Listing:

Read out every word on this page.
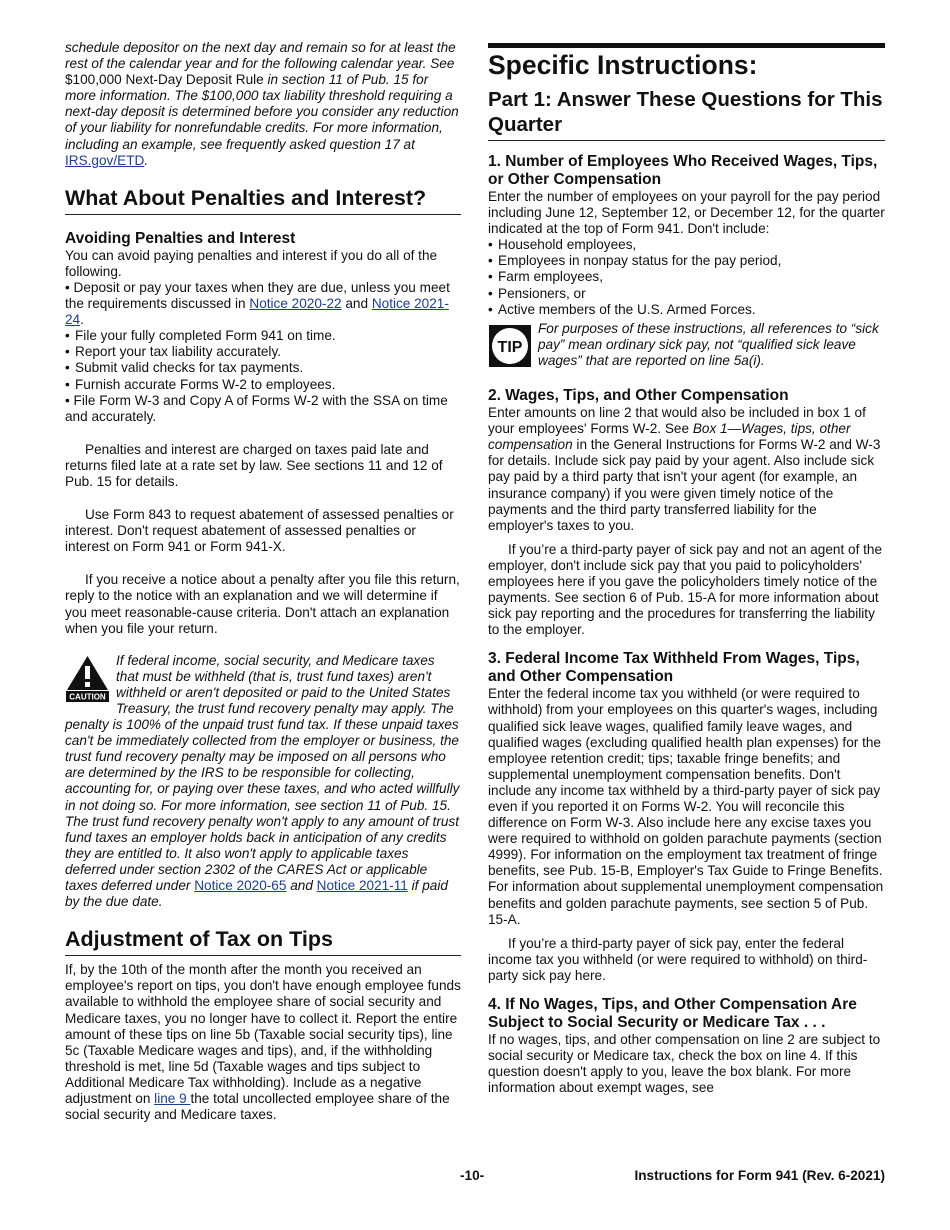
schedule depositor on the next day and remain so for at least the rest of the calendar year and for the following calendar year. See $100,000 Next-Day Deposit Rule in section 11 of Pub. 15 for more information. The $100,000 tax liability threshold requiring a next-day deposit is determined before you consider any reduction of your liability for nonrefundable credits. For more information, including an example, see frequently asked question 17 at IRS.gov/ETD.

What About Penalties and Interest?
Avoiding Penalties and Interest

You can avoid paying penalties and interest if you do all of the following.

• Deposit or pay your taxes when they are due, unless you meet the requirements discussed in Notice 2020-22 and Notice 2021-24.

• File your fully completed Form 941 on time.
• Report your tax liability accurately.
• Submit valid checks for tax payments.
• Furnish accurate Forms W-2 to employees.

• File Form W-3 and Copy A of Forms W-2 with the SSA on time and accurately.

Penalties and interest are charged on taxes paid late and returns filed late at a rate set by law. See sections 11 and 12 of Pub. 15 for details.

Use Form 843 to request abatement of assessed penalties or interest. Don't request abatement of assessed penalties or interest on Form 941 or Form 941-X.

If you receive a notice about a penalty after you file this return, reply to the notice with an explanation and we will determine if you meet reasonable-cause criteria. Don't attach an explanation when you file your return.

CAUTION

If federal income, social security, and Medicare taxes that must be withheld (that is, trust fund taxes) aren't withheld or aren't deposited or paid to the United States Treasury, the trust fund recovery penalty may apply. The penalty is 100% of the unpaid trust fund tax. If these unpaid taxes can't be immediately collected from the employer or business, the trust fund recovery penalty may be imposed on all persons who are determined by the IRS to be responsible for collecting, accounting for, or paying over these taxes, and who acted willfully in not doing so. For more information, see section 11 of Pub. 15. The trust fund recovery penalty won't apply to any amount of trust fund taxes an employer holds back in anticipation of any credits they are entitled to. It also won't apply to applicable taxes deferred under section 2302 of the CARES Act or applicable taxes deferred under Notice 2020-65 and Notice 2021-11 if paid by the due date.

Adjustment of Tax on Tips

If, by the 10th of the month after the month you received an employee's report on tips, you don't have enough employee funds available to withhold the employee share of social security and Medicare taxes, you no longer have to collect it. Report the entire amount of these tips on line 5b (Taxable social security tips), line 5c (Taxable Medicare wages and tips), and, if the withholding threshold is met, line 5d (Taxable wages and tips subject to Additional Medicare Tax withholding). Include as a negative adjustment on line 9 the total uncollected employee share of the social security and Medicare taxes.

Specific Instructions:
Part 1: Answer These Questions for This Quarter
1. Number of Employees Who Received Wages, Tips, or Other Compensation

Enter the number of employees on your payroll for the pay period including June 12, September 12, or December 12, for the quarter indicated at the top of Form 941. Don't include:

• Household employees,
• Employees in nonpay status for the pay period,
• Farm employees,
• Pensioners, or
• Active members of the U.S. Armed Forces.
TIP

For purposes of these instructions, all references to “sick pay” mean ordinary sick pay, not “qualified sick leave wages” that are reported on line 5a(i).

2. Wages, Tips, and Other Compensation

Enter amounts on line 2 that would also be included in box 1 of your employees' Forms W-2. See Box 1—Wages, tips, other compensation in the General Instructions for Forms W-2 and W-3 for details. Include sick pay paid by your agent. Also include sick pay paid by a third party that isn't your agent (for example, an insurance company) if you were given timely notice of the payments and the third party transferred liability for the employer's taxes to you.

If you’re a third-party payer of sick pay and not an agent of the employer, don't include sick pay that you paid to policyholders' employees here if you gave the policyholders timely notice of the payments. See section 6 of Pub. 15-A for more information about sick pay reporting and the procedures for transferring the liability to the employer.

3. Federal Income Tax Withheld From Wages, Tips, and Other Compensation

Enter the federal income tax you withheld (or were required to withhold) from your employees on this quarter's wages, including qualified sick leave wages, qualified family leave wages, and qualified wages (excluding qualified health plan expenses) for the employee retention credit; tips; taxable fringe benefits; and supplemental unemployment compensation benefits. Don't include any income tax withheld by a third-party payer of sick pay even if you reported it on Forms W-2. You will reconcile this difference on Form W-3. Also include here any excise taxes you were required to withhold on golden parachute payments (section 4999). For information on the employment tax treatment of fringe benefits, see Pub. 15-B, Employer's Tax Guide to Fringe Benefits. For information about supplemental unemployment compensation benefits and golden parachute payments, see section 5 of Pub. 15-A.

If you’re a third-party payer of sick pay, enter the federal income tax you withheld (or were required to withhold) on third-party sick pay here.

4. If No Wages, Tips, and Other Compensation Are Subject to Social Security or Medicare Tax . . .

If no wages, tips, and other compensation on line 2 are subject to social security or Medicare tax, check the box on line 4. If this question doesn't apply to you, leave the box blank. For more information about exempt wages, see

-10-	Instructions for Form 941 (Rev. 6-2021)
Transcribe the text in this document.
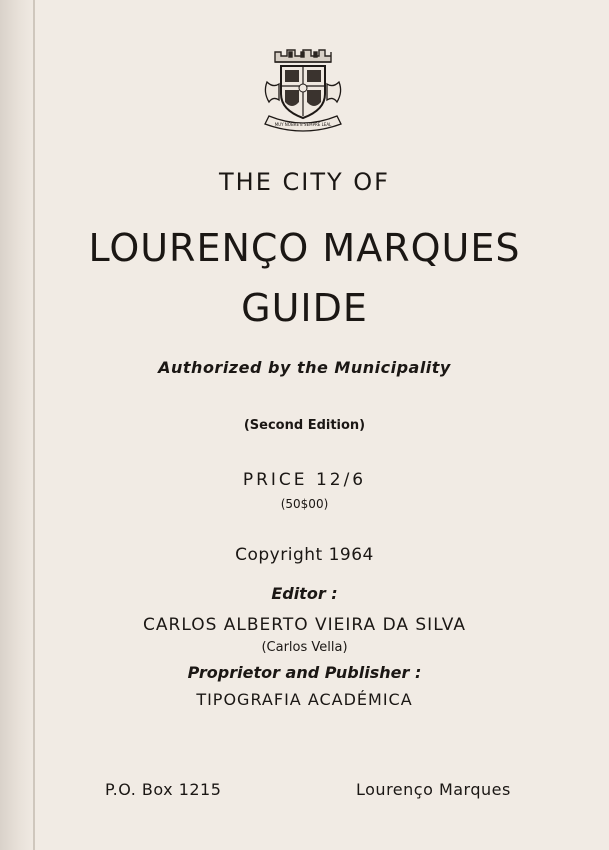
MUY NOBRE E SEMPRE LEAL
THE CITY OF
LOURENÇO MARQUES
GUIDE
Authorized by the Municipality
(Second Edition)
PRICE 12/6
(50$00)
Copyright 1964
Editor :
CARLOS ALBERTO VIEIRA DA SILVA
(Carlos Vella)
Proprietor and Publisher :
TIPOGRAFIA ACADÉMICA
P.O. Box 1215	Lourenço Marques
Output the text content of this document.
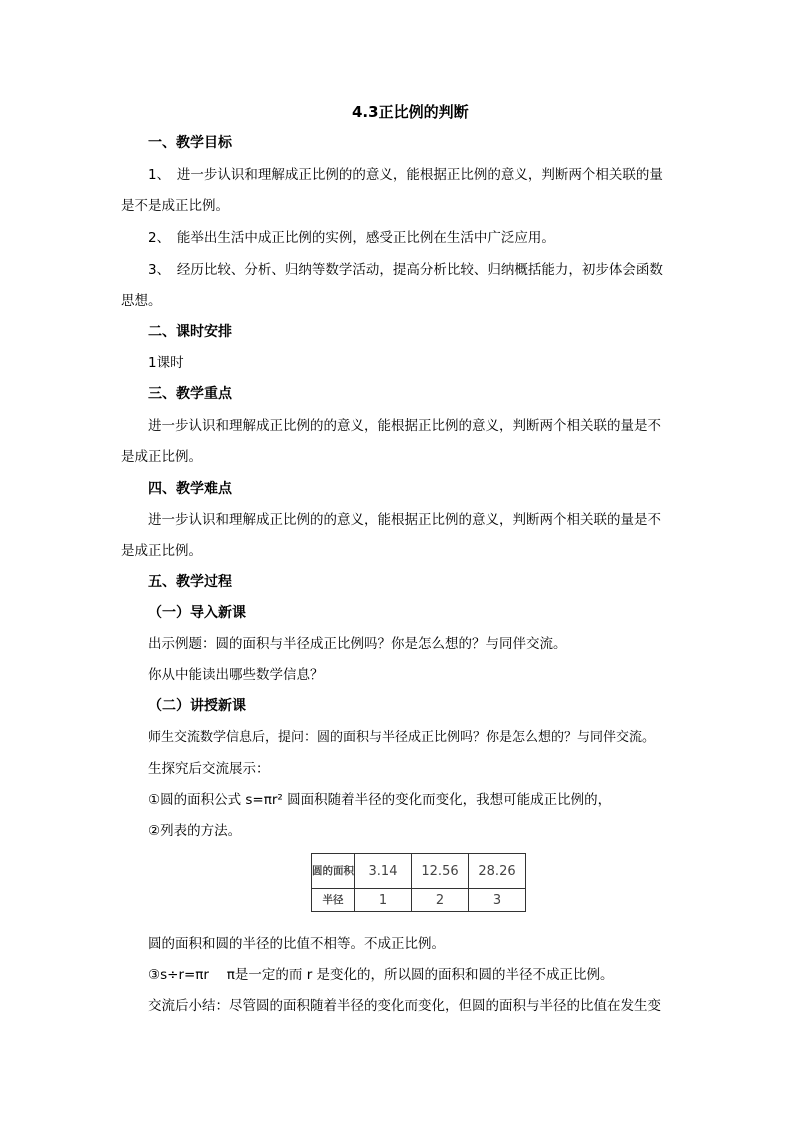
4.3正比例的判断
一、教学目标
1、　进一步认识和理解成正比例的的意义，能根据正比例的意义，判断两个相关联的量
是不是成正比例。
2、　能举出生活中成正比例的实例，感受正比例在生活中广泛应用。
3、　经历比较、分析、归纳等数学活动，提高分析比较、归纳概括能力，初步体会函数
思想。
二、课时安排
1课时
三、教学重点
进一步认识和理解成正比例的的意义，能根据正比例的意义，判断两个相关联的量是不
是成正比例。
四、教学难点
进一步认识和理解成正比例的的意义，能根据正比例的意义，判断两个相关联的量是不
是成正比例。
五、教学过程
（一）导入新课
出示例题：圆的面积与半径成正比例吗？你是怎么想的？与同伴交流。
你从中能读出哪些数学信息？
（二）讲授新课
师生交流数学信息后，提问：圆的面积与半径成正比例吗？你是怎么想的？与同伴交流。
生探究后交流展示：
①圆的面积公式 s=πr² 圆面积随着半径的变化而变化，我想可能成正比例的，
②列表的方法。
圆的面积	3.14	12.56	28.26
半径	1	2	3
圆的面积和圆的半径的比值不相等。不成正比例。
③s÷r=πr　 π是一定的而 r 是变化的，所以圆的面积和圆的半径不成正比例。
交流后小结：尽管圆的面积随着半径的变化而变化，但圆的面积与半径的比值在发生变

Instructions to follow: Each line of the material must be retyped exactly, except that images are omitted.

Response:
Read out every word on this page.
schedule depositor on the next day and remain so for at least the rest of the calendar year and for the following calendar year. See $100,000 Next-Day Deposit Rule in section 11 of Pub. 15 for more information. The $100,000 tax liability threshold requiring a next-day deposit is determined before you consider any reduction of your liability for nonrefundable credits. For more information, including an example, see frequently asked question 17 at IRS.gov/ETD.

What About Penalties and Interest?
Avoiding Penalties and Interest

You can avoid paying penalties and interest if you do all of the following.

• Deposit or pay your taxes when they are due, unless you meet the requirements discussed in Notice 2020-22 and Notice 2021-24.

• File your fully completed Form 941 on time.
• Report your tax liability accurately.
• Submit valid checks for tax payments.
• Furnish accurate Forms W-2 to employees.

• File Form W-3 and Copy A of Forms W-2 with the SSA on time and accurately.

Penalties and interest are charged on taxes paid late and returns filed late at a rate set by law. See sections 11 and 12 of Pub. 15 for details.

Use Form 843 to request abatement of assessed penalties or interest. Don't request abatement of assessed penalties or interest on Form 941 or Form 941-X.

If you receive a notice about a penalty after you file this return, reply to the notice with an explanation and we will determine if you meet reasonable-cause criteria. Don't attach an explanation when you file your return.

CAUTION

If federal income, social security, and Medicare taxes that must be withheld (that is, trust fund taxes) aren't withheld or aren't deposited or paid to the United States Treasury, the trust fund recovery penalty may apply. The penalty is 100% of the unpaid trust fund tax. If these unpaid taxes can't be immediately collected from the employer or business, the trust fund recovery penalty may be imposed on all persons who are determined by the IRS to be responsible for collecting, accounting for, or paying over these taxes, and who acted willfully in not doing so. For more information, see section 11 of Pub. 15. The trust fund recovery penalty won't apply to any amount of trust fund taxes an employer holds back in anticipation of any credits they are entitled to. It also won't apply to applicable taxes deferred under section 2302 of the CARES Act or applicable taxes deferred under Notice 2020-65 and Notice 2021-11 if paid by the due date.

Adjustment of Tax on Tips

If, by the 10th of the month after the month you received an employee's report on tips, you don't have enough employee funds available to withhold the employee share of social security and Medicare taxes, you no longer have to collect it. Report the entire amount of these tips on line 5b (Taxable social security tips), line 5c (Taxable Medicare wages and tips), and, if the withholding threshold is met, line 5d (Taxable wages and tips subject to Additional Medicare Tax withholding). Include as a negative adjustment on line 9 the total uncollected employee share of the social security and Medicare taxes.

Specific Instructions:
Part 1: Answer These Questions for This Quarter
1. Number of Employees Who Received Wages, Tips, or Other Compensation

Enter the number of employees on your payroll for the pay period including June 12, September 12, or December 12, for the quarter indicated at the top of Form 941. Don't include:

• Household employees,
• Employees in nonpay status for the pay period,
• Farm employees,
• Pensioners, or
• Active members of the U.S. Armed Forces.
TIP

For purposes of these instructions, all references to “sick pay” mean ordinary sick pay, not “qualified sick leave wages” that are reported on line 5a(i).

2. Wages, Tips, and Other Compensation

Enter amounts on line 2 that would also be included in box 1 of your employees' Forms W-2. See Box 1—Wages, tips, other compensation in the General Instructions for Forms W-2 and W-3 for details. Include sick pay paid by your agent. Also include sick pay paid by a third party that isn't your agent (for example, an insurance company) if you were given timely notice of the payments and the third party transferred liability for the employer's taxes to you.

If you’re a third-party payer of sick pay and not an agent of the employer, don't include sick pay that you paid to policyholders' employees here if you gave the policyholders timely notice of the payments. See section 6 of Pub. 15-A for more information about sick pay reporting and the procedures for transferring the liability to the employer.

3. Federal Income Tax Withheld From Wages, Tips, and Other Compensation

Enter the federal income tax you withheld (or were required to withhold) from your employees on this quarter's wages, including qualified sick leave wages, qualified family leave wages, and qualified wages (excluding qualified health plan expenses) for the employee retention credit; tips; taxable fringe benefits; and supplemental unemployment compensation benefits. Don't include any income tax withheld by a third-party payer of sick pay even if you reported it on Forms W-2. You will reconcile this difference on Form W-3. Also include here any excise taxes you were required to withhold on golden parachute payments (section 4999). For information on the employment tax treatment of fringe benefits, see Pub. 15-B, Employer's Tax Guide to Fringe Benefits. For information about supplemental unemployment compensation benefits and golden parachute payments, see section 5 of Pub. 15-A.

If you’re a third-party payer of sick pay, enter the federal income tax you withheld (or were required to withhold) on third-party sick pay here.

4. If No Wages, Tips, and Other Compensation Are Subject to Social Security or Medicare Tax . . .

If no wages, tips, and other compensation on line 2 are subject to social security or Medicare tax, check the box on line 4. If this question doesn't apply to you, leave the box blank. For more information about exempt wages, see

-10-	Instructions for Form 941 (Rev. 6-2021)
Transcribe the text in this document.
MUY NOBRE E SEMPRE LEAL
THE CITY OF
LOURENÇO MARQUES
GUIDE
Authorized by the Municipality
(Second Edition)
PRICE 12/6
(50$00)
Copyright 1964
Editor :
CARLOS ALBERTO VIEIRA DA SILVA
(Carlos Vella)
Proprietor and Publisher :
TIPOGRAFIA ACADÉMICA
P.O. Box 1215	Lourenço Marques
Output the text content of this document.
4.3正比例的判断
一、教学目标
1、　进一步认识和理解成正比例的的意义，能根据正比例的意义，判断两个相关联的量
是不是成正比例。
2、　能举出生活中成正比例的实例，感受正比例在生活中广泛应用。
3、　经历比较、分析、归纳等数学活动，提高分析比较、归纳概括能力，初步体会函数
思想。
二、课时安排
1课时
三、教学重点
进一步认识和理解成正比例的的意义，能根据正比例的意义，判断两个相关联的量是不
是成正比例。
四、教学难点
进一步认识和理解成正比例的的意义，能根据正比例的意义，判断两个相关联的量是不
是成正比例。
五、教学过程
（一）导入新课
出示例题：圆的面积与半径成正比例吗？你是怎么想的？与同伴交流。
你从中能读出哪些数学信息？
（二）讲授新课
师生交流数学信息后，提问：圆的面积与半径成正比例吗？你是怎么想的？与同伴交流。
生探究后交流展示：
①圆的面积公式 s=πr² 圆面积随着半径的变化而变化，我想可能成正比例的，
②列表的方法。
圆的面积	3.14	12.56	28.26
半径	1	2	3
圆的面积和圆的半径的比值不相等。不成正比例。
③s÷r=πr　 π是一定的而 r 是变化的，所以圆的面积和圆的半径不成正比例。
交流后小结：尽管圆的面积随着半径的变化而变化，但圆的面积与半径的比值在发生变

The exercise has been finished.